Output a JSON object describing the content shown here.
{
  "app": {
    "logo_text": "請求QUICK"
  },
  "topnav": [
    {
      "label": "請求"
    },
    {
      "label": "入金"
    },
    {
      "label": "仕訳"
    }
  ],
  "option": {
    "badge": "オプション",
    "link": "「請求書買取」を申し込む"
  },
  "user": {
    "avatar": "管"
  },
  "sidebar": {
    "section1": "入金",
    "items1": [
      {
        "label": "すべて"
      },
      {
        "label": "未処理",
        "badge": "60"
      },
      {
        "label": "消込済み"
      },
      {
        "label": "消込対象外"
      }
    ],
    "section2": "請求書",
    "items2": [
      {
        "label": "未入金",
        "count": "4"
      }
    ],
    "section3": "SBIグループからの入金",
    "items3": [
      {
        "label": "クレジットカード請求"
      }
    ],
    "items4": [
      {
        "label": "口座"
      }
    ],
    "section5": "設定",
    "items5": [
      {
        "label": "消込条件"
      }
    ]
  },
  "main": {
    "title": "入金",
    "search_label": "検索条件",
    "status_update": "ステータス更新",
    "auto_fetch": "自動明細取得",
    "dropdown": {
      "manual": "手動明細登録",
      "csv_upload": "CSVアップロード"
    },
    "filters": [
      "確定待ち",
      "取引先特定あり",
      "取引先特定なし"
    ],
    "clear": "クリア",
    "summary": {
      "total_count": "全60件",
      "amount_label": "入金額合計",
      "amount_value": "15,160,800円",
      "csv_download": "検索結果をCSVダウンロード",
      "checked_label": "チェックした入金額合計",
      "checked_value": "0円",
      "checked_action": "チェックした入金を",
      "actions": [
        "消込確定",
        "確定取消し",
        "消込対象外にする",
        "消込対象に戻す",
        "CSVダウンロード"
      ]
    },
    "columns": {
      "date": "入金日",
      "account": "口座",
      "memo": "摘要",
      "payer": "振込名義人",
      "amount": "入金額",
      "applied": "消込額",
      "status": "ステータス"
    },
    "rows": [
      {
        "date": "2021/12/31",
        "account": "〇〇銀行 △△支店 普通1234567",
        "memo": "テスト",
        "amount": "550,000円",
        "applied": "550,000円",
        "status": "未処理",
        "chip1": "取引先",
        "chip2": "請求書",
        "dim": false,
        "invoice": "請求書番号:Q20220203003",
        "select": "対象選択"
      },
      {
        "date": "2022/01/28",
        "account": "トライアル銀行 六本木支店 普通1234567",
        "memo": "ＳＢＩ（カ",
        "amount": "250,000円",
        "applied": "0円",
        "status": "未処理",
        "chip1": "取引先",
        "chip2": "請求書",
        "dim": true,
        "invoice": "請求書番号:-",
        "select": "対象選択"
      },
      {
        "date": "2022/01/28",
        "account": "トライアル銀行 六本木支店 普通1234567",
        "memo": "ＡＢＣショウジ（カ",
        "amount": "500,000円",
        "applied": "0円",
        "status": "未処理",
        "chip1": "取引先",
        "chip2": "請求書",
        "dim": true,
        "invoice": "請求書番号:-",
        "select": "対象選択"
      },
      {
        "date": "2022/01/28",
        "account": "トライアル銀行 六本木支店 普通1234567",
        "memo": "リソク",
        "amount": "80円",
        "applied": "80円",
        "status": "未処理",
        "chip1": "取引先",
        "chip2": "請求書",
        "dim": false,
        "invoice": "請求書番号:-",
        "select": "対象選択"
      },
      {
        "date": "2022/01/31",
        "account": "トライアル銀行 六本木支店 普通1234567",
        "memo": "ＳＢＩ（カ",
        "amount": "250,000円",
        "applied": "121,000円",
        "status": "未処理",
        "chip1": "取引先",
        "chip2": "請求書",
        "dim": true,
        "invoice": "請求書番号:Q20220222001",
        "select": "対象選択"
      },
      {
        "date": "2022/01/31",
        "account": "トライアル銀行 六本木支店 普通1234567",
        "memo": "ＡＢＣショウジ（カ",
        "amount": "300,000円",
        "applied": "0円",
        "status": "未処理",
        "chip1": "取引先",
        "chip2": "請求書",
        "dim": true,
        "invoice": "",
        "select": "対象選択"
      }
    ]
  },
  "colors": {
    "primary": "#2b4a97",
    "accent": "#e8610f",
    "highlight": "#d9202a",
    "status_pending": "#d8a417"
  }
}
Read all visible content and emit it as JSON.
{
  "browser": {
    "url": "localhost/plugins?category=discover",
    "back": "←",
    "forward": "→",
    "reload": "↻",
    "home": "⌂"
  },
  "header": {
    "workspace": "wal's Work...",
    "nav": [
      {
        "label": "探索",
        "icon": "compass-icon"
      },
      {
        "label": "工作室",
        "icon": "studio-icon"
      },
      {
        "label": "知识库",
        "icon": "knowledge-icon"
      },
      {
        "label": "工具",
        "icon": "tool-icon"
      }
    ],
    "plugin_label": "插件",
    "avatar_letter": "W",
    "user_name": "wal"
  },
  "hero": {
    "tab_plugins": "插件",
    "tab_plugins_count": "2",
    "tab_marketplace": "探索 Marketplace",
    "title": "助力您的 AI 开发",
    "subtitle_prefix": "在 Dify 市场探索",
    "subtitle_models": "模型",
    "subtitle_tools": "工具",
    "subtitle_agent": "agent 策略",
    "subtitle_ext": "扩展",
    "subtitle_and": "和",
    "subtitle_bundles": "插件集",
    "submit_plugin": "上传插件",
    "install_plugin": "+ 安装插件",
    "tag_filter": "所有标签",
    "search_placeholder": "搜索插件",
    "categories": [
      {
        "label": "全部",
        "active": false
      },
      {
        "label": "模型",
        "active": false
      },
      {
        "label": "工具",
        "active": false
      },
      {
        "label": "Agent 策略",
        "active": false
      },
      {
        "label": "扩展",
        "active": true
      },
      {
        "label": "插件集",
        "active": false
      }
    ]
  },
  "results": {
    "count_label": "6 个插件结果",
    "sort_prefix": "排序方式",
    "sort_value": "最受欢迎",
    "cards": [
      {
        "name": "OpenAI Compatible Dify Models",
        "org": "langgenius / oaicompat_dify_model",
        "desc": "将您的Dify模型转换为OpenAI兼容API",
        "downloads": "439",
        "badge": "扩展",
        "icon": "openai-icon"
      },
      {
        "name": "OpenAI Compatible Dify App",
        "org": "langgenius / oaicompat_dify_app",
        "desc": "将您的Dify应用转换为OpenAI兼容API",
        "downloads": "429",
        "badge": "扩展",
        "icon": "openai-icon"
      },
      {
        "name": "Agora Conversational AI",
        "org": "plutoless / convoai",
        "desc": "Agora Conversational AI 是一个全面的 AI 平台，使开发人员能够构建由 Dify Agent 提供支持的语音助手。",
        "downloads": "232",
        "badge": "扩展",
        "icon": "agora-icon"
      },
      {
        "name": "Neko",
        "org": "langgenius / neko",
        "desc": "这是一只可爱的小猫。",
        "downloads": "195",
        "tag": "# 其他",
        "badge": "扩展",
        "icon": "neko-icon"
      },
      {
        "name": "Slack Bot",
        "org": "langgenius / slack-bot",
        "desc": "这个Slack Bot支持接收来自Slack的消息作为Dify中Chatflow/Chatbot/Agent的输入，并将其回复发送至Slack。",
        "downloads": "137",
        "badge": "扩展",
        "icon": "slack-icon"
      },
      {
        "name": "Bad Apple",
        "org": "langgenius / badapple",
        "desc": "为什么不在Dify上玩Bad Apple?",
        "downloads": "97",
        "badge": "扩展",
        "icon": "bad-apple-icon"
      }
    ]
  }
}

■ Description of the task
Transcribe the entire listing above precisely.

■ Final answer
Output a JSON object describing the content shown here.
{
  "app": {
    "logo_text": "請求QUICK"
  },
  "topnav": [
    {
      "label": "請求"
    },
    {
      "label": "入金"
    },
    {
      "label": "仕訳"
    }
  ],
  "option": {
    "badge": "オプション",
    "link": "「請求書買取」を申し込む"
  },
  "user": {
    "avatar": "管"
  },
  "sidebar": {
    "section1": "入金",
    "items1": [
      {
        "label": "すべて"
      },
      {
        "label": "未処理",
        "badge": "60"
      },
      {
        "label": "消込済み"
      },
      {
        "label": "消込対象外"
      }
    ],
    "section2": "請求書",
    "items2": [
      {
        "label": "未入金",
        "count": "4"
      }
    ],
    "section3": "SBIグループからの入金",
    "items3": [
      {
        "label": "クレジットカード請求"
      }
    ],
    "items4": [
      {
        "label": "口座"
      }
    ],
    "section5": "設定",
    "items5": [
      {
        "label": "消込条件"
      }
    ]
  },
  "main": {
    "title": "入金",
    "search_label": "検索条件",
    "status_update": "ステータス更新",
    "auto_fetch": "自動明細取得",
    "dropdown": {
      "manual": "手動明細登録",
      "csv_upload": "CSVアップロード"
    },
    "filters": [
      "確定待ち",
      "取引先特定あり",
      "取引先特定なし"
    ],
    "clear": "クリア",
    "summary": {
      "total_count": "全60件",
      "amount_label": "入金額合計",
      "amount_value": "15,160,800円",
      "csv_download": "検索結果をCSVダウンロード",
      "checked_label": "チェックした入金額合計",
      "checked_value": "0円",
      "checked_action": "チェックした入金を",
      "actions": [
        "消込確定",
        "確定取消し",
        "消込対象外にする",
        "消込対象に戻す",
        "CSVダウンロード"
      ]
    },
    "columns": {
      "date": "入金日",
      "account": "口座",
      "memo": "摘要",
      "payer": "振込名義人",
      "amount": "入金額",
      "applied": "消込額",
      "status": "ステータス"
    },
    "rows": [
      {
        "date": "2021/12/31",
        "account": "〇〇銀行 △△支店 普通1234567",
        "memo": "テスト",
        "amount": "550,000円",
        "applied": "550,000円",
        "status": "未処理",
        "chip1": "取引先",
        "chip2": "請求書",
        "dim": false,
        "invoice": "請求書番号:Q20220203003",
        "select": "対象選択"
      },
      {
        "date": "2022/01/28",
        "account": "トライアル銀行 六本木支店 普通1234567",
        "memo": "ＳＢＩ（カ",
        "amount": "250,000円",
        "applied": "0円",
        "status": "未処理",
        "chip1": "取引先",
        "chip2": "請求書",
        "dim": true,
        "invoice": "請求書番号:-",
        "select": "対象選択"
      },
      {
        "date": "2022/01/28",
        "account": "トライアル銀行 六本木支店 普通1234567",
        "memo": "ＡＢＣショウジ（カ",
        "amount": "500,000円",
        "applied": "0円",
        "status": "未処理",
        "chip1": "取引先",
        "chip2": "請求書",
        "dim": true,
        "invoice": "請求書番号:-",
        "select": "対象選択"
      },
      {
        "date": "2022/01/28",
        "account": "トライアル銀行 六本木支店 普通1234567",
        "memo": "リソク",
        "amount": "80円",
        "applied": "80円",
        "status": "未処理",
        "chip1": "取引先",
        "chip2": "請求書",
        "dim": false,
        "invoice": "請求書番号:-",
        "select": "対象選択"
      },
      {
        "date": "2022/01/31",
        "account": "トライアル銀行 六本木支店 普通1234567",
        "memo": "ＳＢＩ（カ",
        "amount": "250,000円",
        "applied": "121,000円",
        "status": "未処理",
        "chip1": "取引先",
        "chip2": "請求書",
        "dim": true,
        "invoice": "請求書番号:Q20220222001",
        "select": "対象選択"
      },
      {
        "date": "2022/01/31",
        "account": "トライアル銀行 六本木支店 普通1234567",
        "memo": "ＡＢＣショウジ（カ",
        "amount": "300,000円",
        "applied": "0円",
        "status": "未処理",
        "chip1": "取引先",
        "chip2": "請求書",
        "dim": true,
        "invoice": "",
        "select": "対象選択"
      }
    ]
  },
  "colors": {
    "primary": "#2b4a97",
    "accent": "#e8610f",
    "highlight": "#d9202a",
    "status_pending": "#d8a417"
  }
}
Read all visible content and emit it as JSON.
{
  "browser": {
    "url": "localhost/plugins?category=discover",
    "back": "←",
    "forward": "→",
    "reload": "↻",
    "home": "⌂"
  },
  "header": {
    "workspace": "wal's Work...",
    "nav": [
      {
        "label": "探索",
        "icon": "compass-icon"
      },
      {
        "label": "工作室",
        "icon": "studio-icon"
      },
      {
        "label": "知识库",
        "icon": "knowledge-icon"
      },
      {
        "label": "工具",
        "icon": "tool-icon"
      }
    ],
    "plugin_label": "插件",
    "avatar_letter": "W",
    "user_name": "wal"
  },
  "hero": {
    "tab_plugins": "插件",
    "tab_plugins_count": "2",
    "tab_marketplace": "探索 Marketplace",
    "title": "助力您的 AI 开发",
    "subtitle_prefix": "在 Dify 市场探索",
    "subtitle_models": "模型",
    "subtitle_tools": "工具",
    "subtitle_agent": "agent 策略",
    "subtitle_ext": "扩展",
    "subtitle_and": "和",
    "subtitle_bundles": "插件集",
    "submit_plugin": "上传插件",
    "install_plugin": "+ 安装插件",
    "tag_filter": "所有标签",
    "search_placeholder": "搜索插件",
    "categories": [
      {
        "label": "全部",
        "active": false
      },
      {
        "label": "模型",
        "active": false
      },
      {
        "label": "工具",
        "active": false
      },
      {
        "label": "Agent 策略",
        "active": false
      },
      {
        "label": "扩展",
        "active": true
      },
      {
        "label": "插件集",
        "active": false
      }
    ]
  },
  "results": {
    "count_label": "6 个插件结果",
    "sort_prefix": "排序方式",
    "sort_value": "最受欢迎",
    "cards": [
      {
        "name": "OpenAI Compatible Dify Models",
        "org": "langgenius / oaicompat_dify_model",
        "desc": "将您的Dify模型转换为OpenAI兼容API",
        "downloads": "439",
        "badge": "扩展",
        "icon": "openai-icon"
      },
      {
        "name": "OpenAI Compatible Dify App",
        "org": "langgenius / oaicompat_dify_app",
        "desc": "将您的Dify应用转换为OpenAI兼容API",
        "downloads": "429",
        "badge": "扩展",
        "icon": "openai-icon"
      },
      {
        "name": "Agora Conversational AI",
        "org": "plutoless / convoai",
        "desc": "Agora Conversational AI 是一个全面的 AI 平台，使开发人员能够构建由 Dify Agent 提供支持的语音助手。",
        "downloads": "232",
        "badge": "扩展",
        "icon": "agora-icon"
      },
      {
        "name": "Neko",
        "org": "langgenius / neko",
        "desc": "这是一只可爱的小猫。",
        "downloads": "195",
        "tag": "# 其他",
        "badge": "扩展",
        "icon": "neko-icon"
      },
      {
        "name": "Slack Bot",
        "org": "langgenius / slack-bot",
        "desc": "这个Slack Bot支持接收来自Slack的消息作为Dify中Chatflow/Chatbot/Agent的输入，并将其回复发送至Slack。",
        "downloads": "137",
        "badge": "扩展",
        "icon": "slack-icon"
      },
      {
        "name": "Bad Apple",
        "org": "langgenius / badapple",
        "desc": "为什么不在Dify上玩Bad Apple?",
        "downloads": "97",
        "badge": "扩展",
        "icon": "bad-apple-icon"
      }
    ]
  }
}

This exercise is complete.